[Stored data entries]

↓↓↓

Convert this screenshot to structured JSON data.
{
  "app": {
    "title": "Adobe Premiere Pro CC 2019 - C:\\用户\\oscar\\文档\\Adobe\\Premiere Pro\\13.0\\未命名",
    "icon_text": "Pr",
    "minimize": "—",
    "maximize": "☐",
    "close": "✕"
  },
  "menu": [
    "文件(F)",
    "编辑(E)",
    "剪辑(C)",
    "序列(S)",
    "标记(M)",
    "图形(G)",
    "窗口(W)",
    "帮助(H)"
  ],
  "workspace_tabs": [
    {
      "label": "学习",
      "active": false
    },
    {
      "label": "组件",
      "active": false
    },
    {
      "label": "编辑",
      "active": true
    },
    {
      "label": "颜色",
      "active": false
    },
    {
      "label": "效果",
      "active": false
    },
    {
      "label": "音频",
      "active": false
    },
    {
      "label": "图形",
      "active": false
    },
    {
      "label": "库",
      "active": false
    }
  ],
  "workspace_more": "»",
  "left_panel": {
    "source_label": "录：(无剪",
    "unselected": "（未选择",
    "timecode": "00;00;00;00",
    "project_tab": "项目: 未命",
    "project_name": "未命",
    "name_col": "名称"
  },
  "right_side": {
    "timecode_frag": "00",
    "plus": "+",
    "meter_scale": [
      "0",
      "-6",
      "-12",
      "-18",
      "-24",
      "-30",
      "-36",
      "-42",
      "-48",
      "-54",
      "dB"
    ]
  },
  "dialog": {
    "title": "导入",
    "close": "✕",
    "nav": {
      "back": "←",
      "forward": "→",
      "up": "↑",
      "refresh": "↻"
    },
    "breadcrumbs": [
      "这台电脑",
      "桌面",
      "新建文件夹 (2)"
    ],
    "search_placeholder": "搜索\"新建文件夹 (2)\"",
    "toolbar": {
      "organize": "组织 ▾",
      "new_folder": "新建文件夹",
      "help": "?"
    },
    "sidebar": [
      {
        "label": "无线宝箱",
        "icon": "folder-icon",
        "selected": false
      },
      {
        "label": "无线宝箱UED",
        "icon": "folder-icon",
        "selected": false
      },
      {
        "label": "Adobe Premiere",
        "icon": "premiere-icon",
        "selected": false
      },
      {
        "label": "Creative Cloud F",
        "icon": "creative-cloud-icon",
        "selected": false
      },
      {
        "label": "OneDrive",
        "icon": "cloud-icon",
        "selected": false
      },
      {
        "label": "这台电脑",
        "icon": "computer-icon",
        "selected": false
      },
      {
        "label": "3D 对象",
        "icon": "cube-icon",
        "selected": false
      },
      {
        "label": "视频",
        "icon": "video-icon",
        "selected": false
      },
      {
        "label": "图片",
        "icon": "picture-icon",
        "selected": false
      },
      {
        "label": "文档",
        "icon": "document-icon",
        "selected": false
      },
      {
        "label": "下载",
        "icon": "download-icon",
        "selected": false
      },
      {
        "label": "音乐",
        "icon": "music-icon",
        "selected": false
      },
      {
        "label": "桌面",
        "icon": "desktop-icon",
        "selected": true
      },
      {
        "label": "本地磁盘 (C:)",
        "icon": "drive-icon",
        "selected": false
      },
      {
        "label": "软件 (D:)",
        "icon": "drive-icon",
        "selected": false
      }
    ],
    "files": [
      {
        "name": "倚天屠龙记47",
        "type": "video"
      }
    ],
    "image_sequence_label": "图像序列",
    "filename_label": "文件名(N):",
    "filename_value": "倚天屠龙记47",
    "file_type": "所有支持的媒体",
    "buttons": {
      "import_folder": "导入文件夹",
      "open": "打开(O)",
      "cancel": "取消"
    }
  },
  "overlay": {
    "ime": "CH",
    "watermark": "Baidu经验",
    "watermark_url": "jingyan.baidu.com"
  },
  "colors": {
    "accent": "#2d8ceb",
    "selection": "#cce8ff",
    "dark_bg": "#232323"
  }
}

↑↑↑

→ **TASK PROMPT**:
Make an exact copy of every line in the data.

→ **ANSWER**:
Convert this screenshot to structured JSON data.
{
  "app": {
    "title": "Adobe Premiere Pro CC 2019 - C:\\用户\\oscar\\文档\\Adobe\\Premiere Pro\\13.0\\未命名",
    "icon_text": "Pr",
    "minimize": "—",
    "maximize": "☐",
    "close": "✕"
  },
  "menu": [
    "文件(F)",
    "编辑(E)",
    "剪辑(C)",
    "序列(S)",
    "标记(M)",
    "图形(G)",
    "窗口(W)",
    "帮助(H)"
  ],
  "workspace_tabs": [
    {
      "label": "学习",
      "active": false
    },
    {
      "label": "组件",
      "active": false
    },
    {
      "label": "编辑",
      "active": true
    },
    {
      "label": "颜色",
      "active": false
    },
    {
      "label": "效果",
      "active": false
    },
    {
      "label": "音频",
      "active": false
    },
    {
      "label": "图形",
      "active": false
    },
    {
      "label": "库",
      "active": false
    }
  ],
  "workspace_more": "»",
  "left_panel": {
    "source_label": "录：(无剪",
    "unselected": "（未选择",
    "timecode": "00;00;00;00",
    "project_tab": "项目: 未命",
    "project_name": "未命",
    "name_col": "名称"
  },
  "right_side": {
    "timecode_frag": "00",
    "plus": "+",
    "meter_scale": [
      "0",
      "-6",
      "-12",
      "-18",
      "-24",
      "-30",
      "-36",
      "-42",
      "-48",
      "-54",
      "dB"
    ]
  },
  "dialog": {
    "title": "导入",
    "close": "✕",
    "nav": {
      "back": "←",
      "forward": "→",
      "up": "↑",
      "refresh": "↻"
    },
    "breadcrumbs": [
      "这台电脑",
      "桌面",
      "新建文件夹 (2)"
    ],
    "search_placeholder": "搜索\"新建文件夹 (2)\"",
    "toolbar": {
      "organize": "组织 ▾",
      "new_folder": "新建文件夹",
      "help": "?"
    },
    "sidebar": [
      {
        "label": "无线宝箱",
        "icon": "folder-icon",
        "selected": false
      },
      {
        "label": "无线宝箱UED",
        "icon": "folder-icon",
        "selected": false
      },
      {
        "label": "Adobe Premiere",
        "icon": "premiere-icon",
        "selected": false
      },
      {
        "label": "Creative Cloud F",
        "icon": "creative-cloud-icon",
        "selected": false
      },
      {
        "label": "OneDrive",
        "icon": "cloud-icon",
        "selected": false
      },
      {
        "label": "这台电脑",
        "icon": "computer-icon",
        "selected": false
      },
      {
        "label": "3D 对象",
        "icon": "cube-icon",
        "selected": false
      },
      {
        "label": "视频",
        "icon": "video-icon",
        "selected": false
      },
      {
        "label": "图片",
        "icon": "picture-icon",
        "selected": false
      },
      {
        "label": "文档",
        "icon": "document-icon",
        "selected": false
      },
      {
        "label": "下载",
        "icon": "download-icon",
        "selected": false
      },
      {
        "label": "音乐",
        "icon": "music-icon",
        "selected": false
      },
      {
        "label": "桌面",
        "icon": "desktop-icon",
        "selected": true
      },
      {
        "label": "本地磁盘 (C:)",
        "icon": "drive-icon",
        "selected": false
      },
      {
        "label": "软件 (D:)",
        "icon": "drive-icon",
        "selected": false
      }
    ],
    "files": [
      {
        "name": "倚天屠龙记47",
        "type": "video"
      }
    ],
    "image_sequence_label": "图像序列",
    "filename_label": "文件名(N):",
    "filename_value": "倚天屠龙记47",
    "file_type": "所有支持的媒体",
    "buttons": {
      "import_folder": "导入文件夹",
      "open": "打开(O)",
      "cancel": "取消"
    }
  },
  "overlay": {
    "ime": "CH",
    "watermark": "Baidu经验",
    "watermark_url": "jingyan.baidu.com"
  },
  "colors": {
    "accent": "#2d8ceb",
    "selection": "#cce8ff",
    "dark_bg": "#232323"
  }
}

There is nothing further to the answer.